Extracted material:
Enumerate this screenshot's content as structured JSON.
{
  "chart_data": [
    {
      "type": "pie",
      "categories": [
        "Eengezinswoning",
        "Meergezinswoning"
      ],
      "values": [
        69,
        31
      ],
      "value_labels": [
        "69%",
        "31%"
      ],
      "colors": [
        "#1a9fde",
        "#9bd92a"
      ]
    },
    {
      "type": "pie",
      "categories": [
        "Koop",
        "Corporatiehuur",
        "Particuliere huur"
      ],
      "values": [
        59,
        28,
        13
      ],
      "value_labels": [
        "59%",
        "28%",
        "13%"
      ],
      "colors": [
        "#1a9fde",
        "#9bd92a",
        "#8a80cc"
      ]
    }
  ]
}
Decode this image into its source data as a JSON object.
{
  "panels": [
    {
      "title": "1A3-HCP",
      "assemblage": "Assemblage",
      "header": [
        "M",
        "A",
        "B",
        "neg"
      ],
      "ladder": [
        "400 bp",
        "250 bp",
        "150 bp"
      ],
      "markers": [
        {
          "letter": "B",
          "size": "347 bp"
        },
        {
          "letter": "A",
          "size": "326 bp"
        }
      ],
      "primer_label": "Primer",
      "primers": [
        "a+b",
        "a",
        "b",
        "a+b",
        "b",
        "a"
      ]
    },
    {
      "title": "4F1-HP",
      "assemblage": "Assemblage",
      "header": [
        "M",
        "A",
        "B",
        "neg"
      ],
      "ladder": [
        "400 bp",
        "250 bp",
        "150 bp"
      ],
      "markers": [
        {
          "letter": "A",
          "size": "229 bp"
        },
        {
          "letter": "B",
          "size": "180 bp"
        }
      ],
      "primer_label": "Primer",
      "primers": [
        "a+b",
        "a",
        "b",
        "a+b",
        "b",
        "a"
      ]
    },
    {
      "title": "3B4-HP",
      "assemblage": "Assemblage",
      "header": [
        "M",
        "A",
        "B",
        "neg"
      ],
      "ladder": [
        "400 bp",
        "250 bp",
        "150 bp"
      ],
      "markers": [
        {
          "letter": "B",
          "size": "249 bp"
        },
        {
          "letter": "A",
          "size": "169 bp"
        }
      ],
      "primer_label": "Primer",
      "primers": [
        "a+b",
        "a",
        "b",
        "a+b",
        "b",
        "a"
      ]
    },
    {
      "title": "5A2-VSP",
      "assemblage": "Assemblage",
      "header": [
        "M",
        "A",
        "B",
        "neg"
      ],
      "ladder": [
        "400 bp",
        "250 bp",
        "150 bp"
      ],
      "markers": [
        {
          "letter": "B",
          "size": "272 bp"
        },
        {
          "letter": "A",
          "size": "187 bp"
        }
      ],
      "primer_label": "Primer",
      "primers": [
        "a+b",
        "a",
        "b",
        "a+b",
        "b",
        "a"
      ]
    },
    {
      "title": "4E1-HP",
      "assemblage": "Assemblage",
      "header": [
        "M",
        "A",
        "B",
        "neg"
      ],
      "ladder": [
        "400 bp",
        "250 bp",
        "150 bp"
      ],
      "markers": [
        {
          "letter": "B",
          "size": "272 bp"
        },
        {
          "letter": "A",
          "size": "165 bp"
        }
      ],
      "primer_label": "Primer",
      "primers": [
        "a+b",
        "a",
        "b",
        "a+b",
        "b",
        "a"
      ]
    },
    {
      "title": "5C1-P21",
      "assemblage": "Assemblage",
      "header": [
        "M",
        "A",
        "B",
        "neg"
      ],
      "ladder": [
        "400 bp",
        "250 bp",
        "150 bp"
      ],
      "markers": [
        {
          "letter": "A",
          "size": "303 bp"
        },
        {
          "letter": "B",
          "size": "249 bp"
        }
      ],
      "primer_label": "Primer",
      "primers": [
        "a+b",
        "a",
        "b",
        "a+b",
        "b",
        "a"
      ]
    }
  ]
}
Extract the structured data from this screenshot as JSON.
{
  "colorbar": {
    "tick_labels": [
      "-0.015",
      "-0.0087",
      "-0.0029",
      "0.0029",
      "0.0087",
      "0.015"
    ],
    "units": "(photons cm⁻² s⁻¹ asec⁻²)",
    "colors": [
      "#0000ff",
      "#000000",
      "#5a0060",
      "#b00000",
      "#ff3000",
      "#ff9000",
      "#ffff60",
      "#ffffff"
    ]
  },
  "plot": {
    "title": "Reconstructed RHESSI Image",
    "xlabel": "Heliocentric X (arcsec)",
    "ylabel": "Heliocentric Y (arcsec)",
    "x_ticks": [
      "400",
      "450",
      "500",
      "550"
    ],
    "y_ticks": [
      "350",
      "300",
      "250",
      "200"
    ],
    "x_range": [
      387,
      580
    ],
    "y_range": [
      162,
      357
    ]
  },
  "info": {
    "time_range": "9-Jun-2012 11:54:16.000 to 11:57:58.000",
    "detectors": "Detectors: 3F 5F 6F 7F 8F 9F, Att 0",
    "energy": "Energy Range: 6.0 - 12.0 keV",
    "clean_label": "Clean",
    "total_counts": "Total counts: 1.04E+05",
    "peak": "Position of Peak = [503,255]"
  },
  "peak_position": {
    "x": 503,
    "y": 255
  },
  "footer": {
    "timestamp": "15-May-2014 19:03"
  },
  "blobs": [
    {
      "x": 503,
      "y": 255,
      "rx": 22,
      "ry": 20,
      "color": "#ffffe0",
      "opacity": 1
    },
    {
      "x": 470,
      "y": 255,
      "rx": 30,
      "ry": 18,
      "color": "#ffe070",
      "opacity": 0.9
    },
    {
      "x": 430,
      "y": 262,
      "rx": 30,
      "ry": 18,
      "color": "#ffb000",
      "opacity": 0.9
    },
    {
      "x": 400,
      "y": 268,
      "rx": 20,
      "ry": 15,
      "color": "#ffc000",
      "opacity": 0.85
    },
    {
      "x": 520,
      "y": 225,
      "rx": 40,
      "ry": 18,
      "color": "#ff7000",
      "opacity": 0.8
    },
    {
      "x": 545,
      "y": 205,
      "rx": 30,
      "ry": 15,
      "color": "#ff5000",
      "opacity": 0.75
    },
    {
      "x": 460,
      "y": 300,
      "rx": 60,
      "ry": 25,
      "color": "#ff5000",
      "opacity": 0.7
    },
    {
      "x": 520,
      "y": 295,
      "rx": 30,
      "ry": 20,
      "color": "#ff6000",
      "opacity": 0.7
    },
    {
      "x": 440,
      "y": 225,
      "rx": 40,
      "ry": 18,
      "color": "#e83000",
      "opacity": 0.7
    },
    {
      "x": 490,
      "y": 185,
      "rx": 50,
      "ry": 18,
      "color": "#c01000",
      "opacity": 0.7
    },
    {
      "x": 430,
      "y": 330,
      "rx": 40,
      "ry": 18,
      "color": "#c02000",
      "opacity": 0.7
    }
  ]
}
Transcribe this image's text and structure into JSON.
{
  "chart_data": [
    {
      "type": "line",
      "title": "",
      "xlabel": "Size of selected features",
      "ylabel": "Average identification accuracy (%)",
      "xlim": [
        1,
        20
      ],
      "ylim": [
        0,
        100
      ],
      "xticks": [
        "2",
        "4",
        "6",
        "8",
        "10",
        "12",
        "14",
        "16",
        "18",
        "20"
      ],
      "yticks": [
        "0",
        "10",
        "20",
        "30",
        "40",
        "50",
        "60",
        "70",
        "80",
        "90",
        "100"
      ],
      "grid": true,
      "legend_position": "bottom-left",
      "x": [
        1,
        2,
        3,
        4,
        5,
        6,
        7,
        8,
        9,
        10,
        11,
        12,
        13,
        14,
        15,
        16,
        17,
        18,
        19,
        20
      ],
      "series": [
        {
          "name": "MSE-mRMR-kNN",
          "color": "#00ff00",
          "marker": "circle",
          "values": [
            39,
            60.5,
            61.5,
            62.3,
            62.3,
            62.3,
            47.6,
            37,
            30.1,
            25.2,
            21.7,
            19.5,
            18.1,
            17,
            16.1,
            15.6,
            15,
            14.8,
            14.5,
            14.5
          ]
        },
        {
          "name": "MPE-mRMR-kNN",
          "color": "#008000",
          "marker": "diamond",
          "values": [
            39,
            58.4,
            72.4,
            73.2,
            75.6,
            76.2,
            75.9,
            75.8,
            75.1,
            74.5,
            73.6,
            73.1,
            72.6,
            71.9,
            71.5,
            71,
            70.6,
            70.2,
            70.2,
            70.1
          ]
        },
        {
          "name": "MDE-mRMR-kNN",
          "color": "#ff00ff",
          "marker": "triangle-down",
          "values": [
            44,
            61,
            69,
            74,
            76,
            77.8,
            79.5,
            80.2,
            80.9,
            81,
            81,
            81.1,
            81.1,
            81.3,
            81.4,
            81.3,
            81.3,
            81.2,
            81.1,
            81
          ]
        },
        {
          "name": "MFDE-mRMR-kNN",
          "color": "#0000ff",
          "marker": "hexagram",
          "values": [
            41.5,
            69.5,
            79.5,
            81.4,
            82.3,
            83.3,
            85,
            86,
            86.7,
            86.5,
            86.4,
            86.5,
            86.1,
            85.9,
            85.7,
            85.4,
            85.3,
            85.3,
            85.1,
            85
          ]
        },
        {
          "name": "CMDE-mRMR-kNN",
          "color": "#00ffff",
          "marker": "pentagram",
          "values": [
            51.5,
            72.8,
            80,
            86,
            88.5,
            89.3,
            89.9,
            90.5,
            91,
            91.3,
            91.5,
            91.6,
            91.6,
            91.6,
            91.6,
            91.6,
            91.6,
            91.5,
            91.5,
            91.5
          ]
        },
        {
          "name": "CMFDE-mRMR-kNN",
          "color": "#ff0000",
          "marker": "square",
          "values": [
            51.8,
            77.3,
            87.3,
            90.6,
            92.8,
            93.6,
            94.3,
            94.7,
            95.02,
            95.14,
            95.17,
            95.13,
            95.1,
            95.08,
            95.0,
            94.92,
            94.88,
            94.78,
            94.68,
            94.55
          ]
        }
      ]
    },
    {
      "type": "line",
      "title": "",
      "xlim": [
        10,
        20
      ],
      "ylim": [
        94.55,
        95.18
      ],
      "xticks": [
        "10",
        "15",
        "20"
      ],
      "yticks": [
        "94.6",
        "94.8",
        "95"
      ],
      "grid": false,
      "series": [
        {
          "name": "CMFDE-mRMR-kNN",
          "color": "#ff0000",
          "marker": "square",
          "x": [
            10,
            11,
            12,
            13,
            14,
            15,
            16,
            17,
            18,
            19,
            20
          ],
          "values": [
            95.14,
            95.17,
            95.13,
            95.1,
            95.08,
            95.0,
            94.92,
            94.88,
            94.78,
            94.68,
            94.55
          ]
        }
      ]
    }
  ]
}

Work to be completed: Count how many lines in the data contain the word "arcsec", giving the number without comment.

Answer for the task: 2